#### Text provided ####

Leadership Lessons My Dad Taught Me

I’m sure you’ve also run across articles championing the wisdom that the writers acquired from their fathers, and I’m sure those are great articles. Sure, my father taught me integrity and honesty and all that. I’ll let others talk about those lessons, but I’d like to share some leadership lessons that I learned from dad and explain them with some examples.  For example, I learned…

You can solve most any problem if you first size it up, and then attack it. When I was growing up, our primary source of heat for our home was a fireplace and later, a wood-burning heater. My brother and I would accompany our father to cut firewood. As we waited for the tree to be cut so we could split the wood and then load it onto the truck, our father would walk up to a “candidate” and, while standing at the base, look straight up at the top of the tree, sizing it up. He was looking to see which way the tree was leaning and looking to see if there were branches growing more on one side than another. He was determining which way the tree would fall once it was cut – and if it would tend to fall in an undesired direction, he would make the cut so that he could force the tree to fall in another direction. After splitting and loading firewood for a while, my brother and I hated it when my dad would walk up to a tree and size it up. That was a sign to us that we were not going anywhere anytime soon.

My dad is always methodical when he sizes up a problem. By doing so, he determines the best way to address the problem. Leaders don’t just throw things at a problem, hoping something will stick; nor do they over-analyze the problem. They methodically size it up and then attack the problem.

#### Records for this exercise ####

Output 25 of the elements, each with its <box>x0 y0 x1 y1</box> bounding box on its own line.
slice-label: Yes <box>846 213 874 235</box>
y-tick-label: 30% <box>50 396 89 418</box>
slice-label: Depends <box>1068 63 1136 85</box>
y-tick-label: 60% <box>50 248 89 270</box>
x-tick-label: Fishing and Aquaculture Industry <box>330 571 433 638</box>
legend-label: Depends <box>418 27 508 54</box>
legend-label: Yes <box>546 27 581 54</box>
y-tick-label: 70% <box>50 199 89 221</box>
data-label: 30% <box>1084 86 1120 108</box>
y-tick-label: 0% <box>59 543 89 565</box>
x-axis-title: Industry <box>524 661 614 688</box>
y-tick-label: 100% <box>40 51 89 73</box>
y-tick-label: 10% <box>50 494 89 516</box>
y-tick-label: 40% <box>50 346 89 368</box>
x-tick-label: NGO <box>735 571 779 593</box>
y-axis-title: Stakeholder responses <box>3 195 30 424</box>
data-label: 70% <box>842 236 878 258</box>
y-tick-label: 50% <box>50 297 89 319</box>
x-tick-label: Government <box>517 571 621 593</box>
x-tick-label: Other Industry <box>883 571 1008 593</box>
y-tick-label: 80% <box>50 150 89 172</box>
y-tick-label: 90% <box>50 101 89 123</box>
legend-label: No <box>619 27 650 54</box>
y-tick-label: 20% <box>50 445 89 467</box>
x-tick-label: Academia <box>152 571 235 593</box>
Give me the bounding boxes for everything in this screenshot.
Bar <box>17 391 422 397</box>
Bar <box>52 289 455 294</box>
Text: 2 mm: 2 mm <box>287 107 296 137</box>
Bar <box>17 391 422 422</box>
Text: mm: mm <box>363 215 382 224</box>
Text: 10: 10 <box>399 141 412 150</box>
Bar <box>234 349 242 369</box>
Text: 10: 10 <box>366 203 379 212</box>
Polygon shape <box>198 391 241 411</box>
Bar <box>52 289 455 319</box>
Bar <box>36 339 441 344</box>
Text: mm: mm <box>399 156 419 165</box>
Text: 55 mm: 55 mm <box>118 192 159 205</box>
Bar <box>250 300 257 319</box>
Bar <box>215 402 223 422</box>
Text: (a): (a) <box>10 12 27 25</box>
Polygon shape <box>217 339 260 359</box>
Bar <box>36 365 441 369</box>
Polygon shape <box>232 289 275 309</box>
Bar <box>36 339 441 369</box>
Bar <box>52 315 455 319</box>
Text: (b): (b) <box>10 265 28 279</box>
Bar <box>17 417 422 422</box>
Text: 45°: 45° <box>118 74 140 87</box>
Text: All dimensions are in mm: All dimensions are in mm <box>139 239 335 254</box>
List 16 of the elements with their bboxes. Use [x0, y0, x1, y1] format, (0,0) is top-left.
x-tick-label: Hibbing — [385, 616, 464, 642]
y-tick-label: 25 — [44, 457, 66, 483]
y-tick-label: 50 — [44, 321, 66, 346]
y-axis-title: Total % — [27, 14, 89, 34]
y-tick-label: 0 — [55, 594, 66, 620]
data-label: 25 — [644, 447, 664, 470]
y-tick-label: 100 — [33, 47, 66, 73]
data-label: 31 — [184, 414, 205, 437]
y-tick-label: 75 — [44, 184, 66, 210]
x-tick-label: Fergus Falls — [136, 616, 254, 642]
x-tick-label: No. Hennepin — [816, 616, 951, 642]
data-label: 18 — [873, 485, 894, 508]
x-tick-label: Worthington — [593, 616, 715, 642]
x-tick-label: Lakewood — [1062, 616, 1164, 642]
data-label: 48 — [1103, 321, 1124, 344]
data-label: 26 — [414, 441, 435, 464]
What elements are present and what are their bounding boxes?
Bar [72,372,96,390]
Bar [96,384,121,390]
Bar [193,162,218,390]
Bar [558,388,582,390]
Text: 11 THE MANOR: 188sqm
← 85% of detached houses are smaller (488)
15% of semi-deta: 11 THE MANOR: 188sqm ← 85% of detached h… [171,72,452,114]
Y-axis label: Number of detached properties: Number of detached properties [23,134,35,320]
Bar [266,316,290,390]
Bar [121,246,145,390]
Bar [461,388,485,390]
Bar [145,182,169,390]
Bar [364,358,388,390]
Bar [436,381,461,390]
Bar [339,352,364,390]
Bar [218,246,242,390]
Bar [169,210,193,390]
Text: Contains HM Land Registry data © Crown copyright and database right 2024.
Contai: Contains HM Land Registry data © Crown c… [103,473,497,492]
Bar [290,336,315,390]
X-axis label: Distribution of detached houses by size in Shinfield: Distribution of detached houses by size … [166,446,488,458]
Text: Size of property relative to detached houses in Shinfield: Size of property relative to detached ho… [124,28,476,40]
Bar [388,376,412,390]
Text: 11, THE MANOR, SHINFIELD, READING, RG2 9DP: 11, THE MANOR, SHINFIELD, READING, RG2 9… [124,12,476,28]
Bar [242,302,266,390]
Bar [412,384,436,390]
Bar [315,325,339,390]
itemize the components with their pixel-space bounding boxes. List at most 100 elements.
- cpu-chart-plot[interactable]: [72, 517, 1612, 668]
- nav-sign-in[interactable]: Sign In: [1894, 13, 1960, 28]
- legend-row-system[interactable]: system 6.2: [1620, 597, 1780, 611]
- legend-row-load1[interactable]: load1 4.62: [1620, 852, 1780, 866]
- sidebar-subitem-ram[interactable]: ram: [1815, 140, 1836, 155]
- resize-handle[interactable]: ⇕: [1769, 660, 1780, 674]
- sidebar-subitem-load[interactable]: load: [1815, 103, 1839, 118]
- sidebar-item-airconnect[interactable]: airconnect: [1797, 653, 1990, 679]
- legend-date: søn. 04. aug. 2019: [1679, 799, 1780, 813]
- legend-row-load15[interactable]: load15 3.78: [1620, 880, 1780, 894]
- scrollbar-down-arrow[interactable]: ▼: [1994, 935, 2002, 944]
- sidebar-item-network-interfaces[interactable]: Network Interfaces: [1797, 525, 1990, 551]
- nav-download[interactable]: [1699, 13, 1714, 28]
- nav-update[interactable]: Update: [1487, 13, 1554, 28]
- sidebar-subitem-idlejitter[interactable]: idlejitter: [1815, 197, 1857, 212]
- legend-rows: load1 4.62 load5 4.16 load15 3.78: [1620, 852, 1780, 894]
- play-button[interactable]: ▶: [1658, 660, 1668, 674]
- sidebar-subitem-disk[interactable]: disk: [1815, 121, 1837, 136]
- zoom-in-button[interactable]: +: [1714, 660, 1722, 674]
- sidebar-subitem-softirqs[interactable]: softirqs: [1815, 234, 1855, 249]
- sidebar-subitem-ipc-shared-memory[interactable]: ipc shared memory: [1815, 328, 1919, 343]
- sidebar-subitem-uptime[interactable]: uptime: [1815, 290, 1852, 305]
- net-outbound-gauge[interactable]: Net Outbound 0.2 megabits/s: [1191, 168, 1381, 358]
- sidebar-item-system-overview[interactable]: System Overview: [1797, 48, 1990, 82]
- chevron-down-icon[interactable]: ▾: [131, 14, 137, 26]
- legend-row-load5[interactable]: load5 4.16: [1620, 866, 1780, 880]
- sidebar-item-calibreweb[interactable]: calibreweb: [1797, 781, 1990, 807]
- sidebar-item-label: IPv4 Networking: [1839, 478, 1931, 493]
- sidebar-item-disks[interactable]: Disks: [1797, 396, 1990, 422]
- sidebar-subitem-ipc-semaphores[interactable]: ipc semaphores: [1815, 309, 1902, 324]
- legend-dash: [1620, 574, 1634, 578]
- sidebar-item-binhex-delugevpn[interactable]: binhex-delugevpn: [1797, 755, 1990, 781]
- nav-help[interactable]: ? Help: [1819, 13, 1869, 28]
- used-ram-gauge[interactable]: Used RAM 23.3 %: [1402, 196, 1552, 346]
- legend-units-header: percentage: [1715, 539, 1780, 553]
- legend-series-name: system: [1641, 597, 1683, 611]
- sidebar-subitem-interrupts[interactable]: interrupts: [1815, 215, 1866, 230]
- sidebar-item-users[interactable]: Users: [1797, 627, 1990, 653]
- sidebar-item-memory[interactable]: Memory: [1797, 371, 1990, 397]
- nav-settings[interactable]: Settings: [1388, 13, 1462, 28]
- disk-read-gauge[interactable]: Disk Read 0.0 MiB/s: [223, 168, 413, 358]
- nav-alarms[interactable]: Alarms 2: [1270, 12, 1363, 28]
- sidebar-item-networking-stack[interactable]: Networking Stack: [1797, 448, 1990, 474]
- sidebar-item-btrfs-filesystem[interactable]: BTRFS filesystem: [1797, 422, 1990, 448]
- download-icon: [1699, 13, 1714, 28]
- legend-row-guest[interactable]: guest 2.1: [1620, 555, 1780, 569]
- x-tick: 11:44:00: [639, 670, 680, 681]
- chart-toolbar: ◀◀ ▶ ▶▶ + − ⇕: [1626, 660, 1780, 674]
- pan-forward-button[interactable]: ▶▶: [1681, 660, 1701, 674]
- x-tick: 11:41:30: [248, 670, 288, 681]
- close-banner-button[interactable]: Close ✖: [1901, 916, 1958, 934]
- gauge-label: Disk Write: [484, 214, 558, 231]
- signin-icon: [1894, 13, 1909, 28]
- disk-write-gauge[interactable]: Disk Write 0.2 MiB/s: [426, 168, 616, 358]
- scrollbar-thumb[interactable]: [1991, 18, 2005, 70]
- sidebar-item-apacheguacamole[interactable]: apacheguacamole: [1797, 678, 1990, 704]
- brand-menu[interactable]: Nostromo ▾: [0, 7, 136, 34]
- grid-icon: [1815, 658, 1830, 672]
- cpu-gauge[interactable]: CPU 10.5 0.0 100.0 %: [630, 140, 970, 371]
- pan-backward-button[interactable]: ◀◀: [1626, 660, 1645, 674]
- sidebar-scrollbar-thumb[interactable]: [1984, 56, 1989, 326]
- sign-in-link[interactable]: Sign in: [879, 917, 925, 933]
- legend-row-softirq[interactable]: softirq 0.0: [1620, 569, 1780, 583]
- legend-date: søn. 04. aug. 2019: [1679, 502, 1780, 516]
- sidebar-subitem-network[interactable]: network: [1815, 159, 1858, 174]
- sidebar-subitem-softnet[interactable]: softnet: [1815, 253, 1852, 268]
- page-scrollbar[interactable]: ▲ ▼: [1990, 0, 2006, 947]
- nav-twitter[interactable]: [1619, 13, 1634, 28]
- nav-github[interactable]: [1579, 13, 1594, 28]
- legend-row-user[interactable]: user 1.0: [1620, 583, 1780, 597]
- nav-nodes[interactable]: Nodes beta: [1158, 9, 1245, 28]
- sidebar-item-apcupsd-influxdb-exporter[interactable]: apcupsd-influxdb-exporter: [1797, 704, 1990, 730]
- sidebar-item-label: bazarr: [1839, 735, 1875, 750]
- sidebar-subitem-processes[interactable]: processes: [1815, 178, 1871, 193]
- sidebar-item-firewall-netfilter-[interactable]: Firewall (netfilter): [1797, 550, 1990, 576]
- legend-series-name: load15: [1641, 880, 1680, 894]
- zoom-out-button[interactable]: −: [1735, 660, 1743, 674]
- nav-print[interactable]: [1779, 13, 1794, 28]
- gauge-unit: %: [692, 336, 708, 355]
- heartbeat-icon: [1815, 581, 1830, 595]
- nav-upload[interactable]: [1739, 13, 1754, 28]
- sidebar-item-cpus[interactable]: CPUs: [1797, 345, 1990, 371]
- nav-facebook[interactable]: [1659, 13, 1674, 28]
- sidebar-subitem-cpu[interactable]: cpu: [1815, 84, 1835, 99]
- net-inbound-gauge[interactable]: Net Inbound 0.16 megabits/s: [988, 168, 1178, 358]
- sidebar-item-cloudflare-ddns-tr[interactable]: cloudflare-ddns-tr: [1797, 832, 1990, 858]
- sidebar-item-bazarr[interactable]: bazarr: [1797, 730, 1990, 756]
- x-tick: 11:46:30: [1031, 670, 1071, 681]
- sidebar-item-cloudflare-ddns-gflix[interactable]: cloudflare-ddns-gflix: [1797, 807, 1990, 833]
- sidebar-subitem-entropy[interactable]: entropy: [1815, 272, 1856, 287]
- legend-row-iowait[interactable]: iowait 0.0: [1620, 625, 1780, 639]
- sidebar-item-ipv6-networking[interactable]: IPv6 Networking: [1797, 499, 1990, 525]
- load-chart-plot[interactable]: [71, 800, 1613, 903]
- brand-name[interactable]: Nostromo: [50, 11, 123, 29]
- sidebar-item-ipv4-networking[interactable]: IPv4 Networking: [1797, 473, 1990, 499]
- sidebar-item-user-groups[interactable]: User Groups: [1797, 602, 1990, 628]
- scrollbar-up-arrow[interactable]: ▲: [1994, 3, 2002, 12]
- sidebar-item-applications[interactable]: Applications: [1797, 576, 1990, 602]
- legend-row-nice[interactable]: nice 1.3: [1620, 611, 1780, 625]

####

# [What you need to do]
1. Return every line of the entries above that contains the word "List".
2. Carry on the piece about leadership lessons learned from a father, starting right after its last sentence.

# [Solved tasks]
1.
List 16 of the elements with their bboxes. Use [x0, y0, x1, y1] format, (0,0) is top-left.
itemize the components with their pixel-space bounding boxes. List at most 100 elements.

2.
Sometimes you take unconventional paths to success.  My dad loves baseball – he loved playing when he was younger and he loved practicing with my brother and me. I remember the day he gave me a broom stick and asked me to follow him around to the side of the shop. I stood about 3 feet from the wall of the shop and took a batter’s stance and dad, standing about fifteen feet away, began to “pitch” soda bottle caps at me.  The object was to swing and hit the bottle caps like a baseball. My dad explained that if I could learn to hit the bottle caps with the broom stick, it would help me develop better eye-hand coordination, thus helping me to be a more successful hitter in baseball. And it worked – I was pretty successful at hitting a baseball.

Don’t be afraid to take unconventional paths to success.

With time and patience, you can learn to do most anything. When I was a small child, I was like most every other child in that I thought my dad could make or fix anything. Well, it turns out that he really could! Dad is very logical, methodical and mechanically minded. He was never formally trained as a carpenter, but he is a master carpenter. He constructed the house where he and my mom live, down to making the cabinets in the kitchen and bathroom. He is quite the gardener and farmer – many in the community compare their gardens to his or seek his counsel for solutions to problems they are experiencing. In these areas, and many others where my dad excels, he has learned how to be successful over time and with patience.

In today’s drive-thru, instant-access culture, we are conditioned against taking our time and exercising patience. By doing so, however, we are able to learn more, expand our capabilities and bring more value to our organization.

There are plenty of other lessons of course. My dad is a large part of the reason I am who I am today. Thanks, Dad!  I love you, and the next time I’m home, I’ll help you cut and load more firewood.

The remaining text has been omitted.